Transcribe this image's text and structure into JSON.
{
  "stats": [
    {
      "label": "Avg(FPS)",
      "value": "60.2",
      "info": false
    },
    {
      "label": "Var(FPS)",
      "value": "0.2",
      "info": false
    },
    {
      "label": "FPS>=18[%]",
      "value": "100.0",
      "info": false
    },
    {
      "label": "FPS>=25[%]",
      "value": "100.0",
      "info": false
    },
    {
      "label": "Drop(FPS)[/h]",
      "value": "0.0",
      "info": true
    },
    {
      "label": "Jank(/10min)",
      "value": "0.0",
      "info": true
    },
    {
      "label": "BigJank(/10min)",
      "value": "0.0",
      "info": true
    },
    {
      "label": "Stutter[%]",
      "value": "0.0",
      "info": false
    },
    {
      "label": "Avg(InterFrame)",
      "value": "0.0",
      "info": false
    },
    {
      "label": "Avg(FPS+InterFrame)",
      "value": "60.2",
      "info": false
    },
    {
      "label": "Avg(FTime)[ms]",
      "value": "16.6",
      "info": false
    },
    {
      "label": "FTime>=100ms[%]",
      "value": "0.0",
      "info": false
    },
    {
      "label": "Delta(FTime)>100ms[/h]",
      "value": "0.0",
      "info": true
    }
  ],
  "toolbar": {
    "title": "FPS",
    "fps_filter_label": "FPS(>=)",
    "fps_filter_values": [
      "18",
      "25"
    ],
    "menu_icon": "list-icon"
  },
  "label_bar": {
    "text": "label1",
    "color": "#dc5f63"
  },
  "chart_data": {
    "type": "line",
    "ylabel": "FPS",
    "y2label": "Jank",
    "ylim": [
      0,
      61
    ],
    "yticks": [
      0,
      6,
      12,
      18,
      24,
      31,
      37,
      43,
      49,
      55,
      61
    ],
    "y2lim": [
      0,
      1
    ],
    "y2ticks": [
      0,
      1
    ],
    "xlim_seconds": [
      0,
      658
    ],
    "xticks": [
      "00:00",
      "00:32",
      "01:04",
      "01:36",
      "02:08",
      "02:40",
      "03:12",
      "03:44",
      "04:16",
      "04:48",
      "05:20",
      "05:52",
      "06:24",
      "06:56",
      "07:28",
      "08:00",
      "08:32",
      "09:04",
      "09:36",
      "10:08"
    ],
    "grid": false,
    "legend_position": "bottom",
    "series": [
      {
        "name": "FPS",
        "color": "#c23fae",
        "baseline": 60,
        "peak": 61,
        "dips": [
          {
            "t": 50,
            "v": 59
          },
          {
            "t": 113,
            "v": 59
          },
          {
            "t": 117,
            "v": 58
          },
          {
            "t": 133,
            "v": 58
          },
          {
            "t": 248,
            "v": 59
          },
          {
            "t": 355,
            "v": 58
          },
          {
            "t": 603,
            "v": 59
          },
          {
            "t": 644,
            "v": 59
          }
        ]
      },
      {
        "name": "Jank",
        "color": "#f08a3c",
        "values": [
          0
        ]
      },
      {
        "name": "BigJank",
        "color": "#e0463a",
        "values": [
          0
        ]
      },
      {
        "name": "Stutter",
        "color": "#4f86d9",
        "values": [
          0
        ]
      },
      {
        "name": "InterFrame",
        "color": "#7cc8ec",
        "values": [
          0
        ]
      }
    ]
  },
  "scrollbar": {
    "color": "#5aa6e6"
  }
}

• EXERCISE AIM
Which lines of the data above contain "color"? Copy each one.

• CORRECT OUTPUT
    "color": "#dc5f63"
        "color": "#c23fae",
        "color": "#f08a3c",
        "color": "#e0463a",
        "color": "#4f86d9",
        "color": "#7cc8ec",
    "color": "#5aa6e6"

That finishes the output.